WHAT TO PRODUCE:
Find each line containing the string "name" and return it.

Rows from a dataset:
--
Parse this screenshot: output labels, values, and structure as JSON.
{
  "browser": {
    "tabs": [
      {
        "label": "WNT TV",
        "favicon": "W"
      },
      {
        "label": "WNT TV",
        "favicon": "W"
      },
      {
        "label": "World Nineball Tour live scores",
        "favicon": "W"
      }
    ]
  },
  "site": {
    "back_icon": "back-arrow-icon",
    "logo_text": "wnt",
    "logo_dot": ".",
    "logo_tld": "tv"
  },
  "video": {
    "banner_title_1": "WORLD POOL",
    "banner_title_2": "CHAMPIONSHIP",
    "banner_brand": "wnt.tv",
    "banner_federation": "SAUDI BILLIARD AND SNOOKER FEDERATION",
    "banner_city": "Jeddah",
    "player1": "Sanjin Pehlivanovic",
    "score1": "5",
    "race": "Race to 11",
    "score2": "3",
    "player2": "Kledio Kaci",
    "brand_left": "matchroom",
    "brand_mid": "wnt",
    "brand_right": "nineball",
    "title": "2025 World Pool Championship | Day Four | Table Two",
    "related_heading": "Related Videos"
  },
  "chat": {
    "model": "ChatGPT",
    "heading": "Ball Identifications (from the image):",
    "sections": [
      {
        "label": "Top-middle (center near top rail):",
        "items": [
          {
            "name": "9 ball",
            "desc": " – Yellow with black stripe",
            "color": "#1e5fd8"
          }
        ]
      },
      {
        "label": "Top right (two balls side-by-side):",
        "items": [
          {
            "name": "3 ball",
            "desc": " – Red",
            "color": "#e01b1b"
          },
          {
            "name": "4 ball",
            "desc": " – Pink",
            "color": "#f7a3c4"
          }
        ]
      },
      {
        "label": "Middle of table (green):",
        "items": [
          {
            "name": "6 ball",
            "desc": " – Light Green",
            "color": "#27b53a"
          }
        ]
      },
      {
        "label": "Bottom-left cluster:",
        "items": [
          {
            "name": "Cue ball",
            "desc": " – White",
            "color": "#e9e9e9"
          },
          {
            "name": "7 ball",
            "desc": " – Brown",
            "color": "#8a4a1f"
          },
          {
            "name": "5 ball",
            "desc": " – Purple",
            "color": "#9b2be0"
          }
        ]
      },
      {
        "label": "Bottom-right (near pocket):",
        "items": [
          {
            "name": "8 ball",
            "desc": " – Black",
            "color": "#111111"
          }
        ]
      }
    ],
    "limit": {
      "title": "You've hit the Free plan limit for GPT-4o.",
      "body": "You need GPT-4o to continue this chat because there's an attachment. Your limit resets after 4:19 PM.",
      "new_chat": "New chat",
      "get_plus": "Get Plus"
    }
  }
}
--
SOLUTION TO THE EXERCISE:
            "name": "9 ball",
            "name": "3 ball",
            "name": "4 ball",
            "name": "6 ball",
            "name": "Cue ball",
            "name": "7 ball",
            "name": "5 ball",
            "name": "8 ball",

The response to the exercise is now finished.